WHAT THE TASK ASKS: Write out the full set of records below exactly.

## BEGIN DATASET CONTENT

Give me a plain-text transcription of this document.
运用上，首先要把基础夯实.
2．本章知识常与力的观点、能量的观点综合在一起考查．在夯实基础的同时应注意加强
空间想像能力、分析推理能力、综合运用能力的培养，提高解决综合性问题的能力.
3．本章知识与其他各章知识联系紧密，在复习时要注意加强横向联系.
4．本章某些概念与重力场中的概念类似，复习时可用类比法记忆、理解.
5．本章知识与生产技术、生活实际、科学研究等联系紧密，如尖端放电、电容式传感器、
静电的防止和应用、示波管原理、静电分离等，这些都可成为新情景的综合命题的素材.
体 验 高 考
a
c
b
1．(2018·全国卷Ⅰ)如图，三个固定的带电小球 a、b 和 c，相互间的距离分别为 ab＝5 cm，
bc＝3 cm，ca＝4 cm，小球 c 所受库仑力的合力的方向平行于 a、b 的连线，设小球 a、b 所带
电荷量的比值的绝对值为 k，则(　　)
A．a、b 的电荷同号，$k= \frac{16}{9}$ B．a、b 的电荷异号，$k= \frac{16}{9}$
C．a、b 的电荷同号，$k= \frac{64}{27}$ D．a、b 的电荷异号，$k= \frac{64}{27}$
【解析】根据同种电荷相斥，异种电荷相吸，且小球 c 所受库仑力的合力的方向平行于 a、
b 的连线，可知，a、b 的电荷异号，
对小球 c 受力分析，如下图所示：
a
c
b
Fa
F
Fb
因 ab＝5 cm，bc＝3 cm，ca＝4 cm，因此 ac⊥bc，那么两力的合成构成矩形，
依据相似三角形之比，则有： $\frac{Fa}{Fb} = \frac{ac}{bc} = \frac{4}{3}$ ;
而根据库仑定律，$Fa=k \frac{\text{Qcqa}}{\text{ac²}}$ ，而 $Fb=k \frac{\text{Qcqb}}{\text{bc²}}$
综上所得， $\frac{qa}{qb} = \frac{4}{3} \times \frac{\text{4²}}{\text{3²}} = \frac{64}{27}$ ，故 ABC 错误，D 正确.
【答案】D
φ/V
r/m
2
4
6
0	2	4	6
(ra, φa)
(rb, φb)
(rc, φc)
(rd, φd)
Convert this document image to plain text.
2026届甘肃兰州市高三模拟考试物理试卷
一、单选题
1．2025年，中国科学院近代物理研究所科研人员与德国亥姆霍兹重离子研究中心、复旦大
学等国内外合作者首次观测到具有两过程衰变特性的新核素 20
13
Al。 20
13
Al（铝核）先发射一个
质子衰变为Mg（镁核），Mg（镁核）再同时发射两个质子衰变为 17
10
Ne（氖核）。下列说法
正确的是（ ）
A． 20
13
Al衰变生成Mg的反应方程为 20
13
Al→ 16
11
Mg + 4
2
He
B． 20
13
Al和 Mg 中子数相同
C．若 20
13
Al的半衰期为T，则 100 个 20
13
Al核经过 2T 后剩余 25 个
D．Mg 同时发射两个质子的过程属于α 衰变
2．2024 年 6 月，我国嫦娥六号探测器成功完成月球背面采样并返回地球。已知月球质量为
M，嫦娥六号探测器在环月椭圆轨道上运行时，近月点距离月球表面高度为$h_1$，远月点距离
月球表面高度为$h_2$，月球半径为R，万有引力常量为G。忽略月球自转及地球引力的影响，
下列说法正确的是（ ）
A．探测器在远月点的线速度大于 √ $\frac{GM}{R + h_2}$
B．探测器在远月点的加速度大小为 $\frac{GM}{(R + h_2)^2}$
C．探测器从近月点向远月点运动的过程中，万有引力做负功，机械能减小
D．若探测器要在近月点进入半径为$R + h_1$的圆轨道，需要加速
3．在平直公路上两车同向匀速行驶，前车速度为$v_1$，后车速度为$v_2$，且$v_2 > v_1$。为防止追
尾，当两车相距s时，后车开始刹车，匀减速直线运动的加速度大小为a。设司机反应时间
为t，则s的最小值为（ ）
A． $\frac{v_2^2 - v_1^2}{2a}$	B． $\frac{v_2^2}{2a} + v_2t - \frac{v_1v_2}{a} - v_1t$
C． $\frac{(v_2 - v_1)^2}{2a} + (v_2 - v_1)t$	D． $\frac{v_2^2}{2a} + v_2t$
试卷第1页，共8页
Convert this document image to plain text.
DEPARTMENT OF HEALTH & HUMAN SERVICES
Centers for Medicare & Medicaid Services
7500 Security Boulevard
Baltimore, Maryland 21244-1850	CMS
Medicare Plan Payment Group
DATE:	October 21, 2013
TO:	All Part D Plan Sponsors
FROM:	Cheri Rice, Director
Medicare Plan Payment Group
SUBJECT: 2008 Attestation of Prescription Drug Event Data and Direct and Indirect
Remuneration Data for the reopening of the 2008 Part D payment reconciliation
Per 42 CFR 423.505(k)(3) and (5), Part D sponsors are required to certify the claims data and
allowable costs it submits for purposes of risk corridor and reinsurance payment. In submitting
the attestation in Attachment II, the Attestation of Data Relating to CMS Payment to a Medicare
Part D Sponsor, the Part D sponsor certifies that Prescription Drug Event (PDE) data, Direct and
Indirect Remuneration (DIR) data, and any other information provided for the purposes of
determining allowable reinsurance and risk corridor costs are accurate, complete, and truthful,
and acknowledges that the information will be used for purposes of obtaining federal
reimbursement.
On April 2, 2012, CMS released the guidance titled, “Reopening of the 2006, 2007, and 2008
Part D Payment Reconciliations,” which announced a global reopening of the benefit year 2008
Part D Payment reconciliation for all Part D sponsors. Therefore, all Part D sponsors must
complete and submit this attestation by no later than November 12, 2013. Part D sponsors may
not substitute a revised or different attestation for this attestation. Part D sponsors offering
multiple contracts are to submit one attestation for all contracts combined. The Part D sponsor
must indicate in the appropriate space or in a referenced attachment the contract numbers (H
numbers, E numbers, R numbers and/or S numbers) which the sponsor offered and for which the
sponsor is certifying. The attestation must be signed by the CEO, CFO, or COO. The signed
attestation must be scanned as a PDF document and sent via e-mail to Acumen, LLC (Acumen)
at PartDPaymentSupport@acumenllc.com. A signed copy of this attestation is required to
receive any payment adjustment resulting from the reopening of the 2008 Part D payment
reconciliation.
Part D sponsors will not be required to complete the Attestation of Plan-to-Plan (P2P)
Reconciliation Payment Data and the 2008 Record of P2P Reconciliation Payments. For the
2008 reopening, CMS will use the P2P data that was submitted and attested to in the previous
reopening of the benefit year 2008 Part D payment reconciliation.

## END DATASET CONTENT

RESULT:
Give me a plain-text transcription of this document.
运用上，首先要把基础夯实.
2．本章知识常与力的观点、能量的观点综合在一起考查．在夯实基础的同时应注意加强
空间想像能力、分析推理能力、综合运用能力的培养，提高解决综合性问题的能力.
3．本章知识与其他各章知识联系紧密，在复习时要注意加强横向联系.
4．本章某些概念与重力场中的概念类似，复习时可用类比法记忆、理解.
5．本章知识与生产技术、生活实际、科学研究等联系紧密，如尖端放电、电容式传感器、
静电的防止和应用、示波管原理、静电分离等，这些都可成为新情景的综合命题的素材.
体 验 高 考
a
c
b
1．(2018·全国卷Ⅰ)如图，三个固定的带电小球 a、b 和 c，相互间的距离分别为 ab＝5 cm，
bc＝3 cm，ca＝4 cm，小球 c 所受库仑力的合力的方向平行于 a、b 的连线，设小球 a、b 所带
电荷量的比值的绝对值为 k，则(　　)
A．a、b 的电荷同号，$k= \frac{16}{9}$ B．a、b 的电荷异号，$k= \frac{16}{9}$
C．a、b 的电荷同号，$k= \frac{64}{27}$ D．a、b 的电荷异号，$k= \frac{64}{27}$
【解析】根据同种电荷相斥，异种电荷相吸，且小球 c 所受库仑力的合力的方向平行于 a、
b 的连线，可知，a、b 的电荷异号，
对小球 c 受力分析，如下图所示：
a
c
b
Fa
F
Fb
因 ab＝5 cm，bc＝3 cm，ca＝4 cm，因此 ac⊥bc，那么两力的合成构成矩形，
依据相似三角形之比，则有： $\frac{Fa}{Fb} = \frac{ac}{bc} = \frac{4}{3}$ ;
而根据库仑定律，$Fa=k \frac{\text{Qcqa}}{\text{ac²}}$ ，而 $Fb=k \frac{\text{Qcqb}}{\text{bc²}}$
综上所得， $\frac{qa}{qb} = \frac{4}{3} \times \frac{\text{4²}}{\text{3²}} = \frac{64}{27}$ ，故 ABC 错误，D 正确.
【答案】D
φ/V
r/m
2
4
6
0	2	4	6
(ra, φa)
(rb, φb)
(rc, φc)
(rd, φd)
Convert this document image to plain text.
2026届甘肃兰州市高三模拟考试物理试卷
一、单选题
1．2025年，中国科学院近代物理研究所科研人员与德国亥姆霍兹重离子研究中心、复旦大
学等国内外合作者首次观测到具有两过程衰变特性的新核素 20
13
Al。 20
13
Al（铝核）先发射一个
质子衰变为Mg（镁核），Mg（镁核）再同时发射两个质子衰变为 17
10
Ne（氖核）。下列说法
正确的是（ ）
A． 20
13
Al衰变生成Mg的反应方程为 20
13
Al→ 16
11
Mg + 4
2
He
B． 20
13
Al和 Mg 中子数相同
C．若 20
13
Al的半衰期为T，则 100 个 20
13
Al核经过 2T 后剩余 25 个
D．Mg 同时发射两个质子的过程属于α 衰变
2．2024 年 6 月，我国嫦娥六号探测器成功完成月球背面采样并返回地球。已知月球质量为
M，嫦娥六号探测器在环月椭圆轨道上运行时，近月点距离月球表面高度为$h_1$，远月点距离
月球表面高度为$h_2$，月球半径为R，万有引力常量为G。忽略月球自转及地球引力的影响，
下列说法正确的是（ ）
A．探测器在远月点的线速度大于 √ $\frac{GM}{R + h_2}$
B．探测器在远月点的加速度大小为 $\frac{GM}{(R + h_2)^2}$
C．探测器从近月点向远月点运动的过程中，万有引力做负功，机械能减小
D．若探测器要在近月点进入半径为$R + h_1$的圆轨道，需要加速
3．在平直公路上两车同向匀速行驶，前车速度为$v_1$，后车速度为$v_2$，且$v_2 > v_1$。为防止追
尾，当两车相距s时，后车开始刹车，匀减速直线运动的加速度大小为a。设司机反应时间
为t，则s的最小值为（ ）
A． $\frac{v_2^2 - v_1^2}{2a}$	B． $\frac{v_2^2}{2a} + v_2t - \frac{v_1v_2}{a} - v_1t$
C． $\frac{(v_2 - v_1)^2}{2a} + (v_2 - v_1)t$	D． $\frac{v_2^2}{2a} + v_2t$
试卷第1页，共8页
Convert this document image to plain text.
DEPARTMENT OF HEALTH & HUMAN SERVICES
Centers for Medicare & Medicaid Services
7500 Security Boulevard
Baltimore, Maryland 21244-1850	CMS
Medicare Plan Payment Group
DATE:	October 21, 2013
TO:	All Part D Plan Sponsors
FROM:	Cheri Rice, Director
Medicare Plan Payment Group
SUBJECT: 2008 Attestation of Prescription Drug Event Data and Direct and Indirect
Remuneration Data for the reopening of the 2008 Part D payment reconciliation
Per 42 CFR 423.505(k)(3) and (5), Part D sponsors are required to certify the claims data and
allowable costs it submits for purposes of risk corridor and reinsurance payment. In submitting
the attestation in Attachment II, the Attestation of Data Relating to CMS Payment to a Medicare
Part D Sponsor, the Part D sponsor certifies that Prescription Drug Event (PDE) data, Direct and
Indirect Remuneration (DIR) data, and any other information provided for the purposes of
determining allowable reinsurance and risk corridor costs are accurate, complete, and truthful,
and acknowledges that the information will be used for purposes of obtaining federal
reimbursement.
On April 2, 2012, CMS released the guidance titled, “Reopening of the 2006, 2007, and 2008
Part D Payment Reconciliations,” which announced a global reopening of the benefit year 2008
Part D Payment reconciliation for all Part D sponsors. Therefore, all Part D sponsors must
complete and submit this attestation by no later than November 12, 2013. Part D sponsors may
not substitute a revised or different attestation for this attestation. Part D sponsors offering
multiple contracts are to submit one attestation for all contracts combined. The Part D sponsor
must indicate in the appropriate space or in a referenced attachment the contract numbers (H
numbers, E numbers, R numbers and/or S numbers) which the sponsor offered and for which the
sponsor is certifying. The attestation must be signed by the CEO, CFO, or COO. The signed
attestation must be scanned as a PDF document and sent via e-mail to Acumen, LLC (Acumen)
at PartDPaymentSupport@acumenllc.com. A signed copy of this attestation is required to
receive any payment adjustment resulting from the reopening of the 2008 Part D payment
reconciliation.
Part D sponsors will not be required to complete the Attestation of Plan-to-Plan (P2P)
Reconciliation Payment Data and the 2008 Record of P2P Reconciliation Payments. For the
2008 reopening, CMS will use the P2P data that was submitted and attested to in the previous
reopening of the benefit year 2008 Part D payment reconciliation.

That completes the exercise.